>>>>>

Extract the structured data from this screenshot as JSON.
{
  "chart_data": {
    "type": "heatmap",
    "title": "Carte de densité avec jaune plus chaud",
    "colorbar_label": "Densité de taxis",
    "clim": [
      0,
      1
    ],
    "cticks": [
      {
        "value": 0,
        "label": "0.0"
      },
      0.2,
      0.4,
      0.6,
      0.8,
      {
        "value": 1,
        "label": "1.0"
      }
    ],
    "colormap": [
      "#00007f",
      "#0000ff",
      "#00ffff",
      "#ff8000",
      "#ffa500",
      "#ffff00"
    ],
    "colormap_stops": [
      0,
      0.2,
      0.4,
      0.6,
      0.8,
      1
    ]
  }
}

<<<<<

* [WHAT IS ASKED] From the listing above, extract all records word for word.

* [EXERCISE ANSWER]
Extract the structured data from this screenshot as JSON.
{
  "chart_data": {
    "type": "heatmap",
    "title": "Carte de densité avec jaune plus chaud",
    "colorbar_label": "Densité de taxis",
    "clim": [
      0,
      1
    ],
    "cticks": [
      {
        "value": 0,
        "label": "0.0"
      },
      0.2,
      0.4,
      0.6,
      0.8,
      {
        "value": 1,
        "label": "1.0"
      }
    ],
    "colormap": [
      "#00007f",
      "#0000ff",
      "#00ffff",
      "#ff8000",
      "#ffa500",
      "#ffff00"
    ],
    "colormap_stops": [
      0,
      0.2,
      0.4,
      0.6,
      0.8,
      1
    ]
  }
}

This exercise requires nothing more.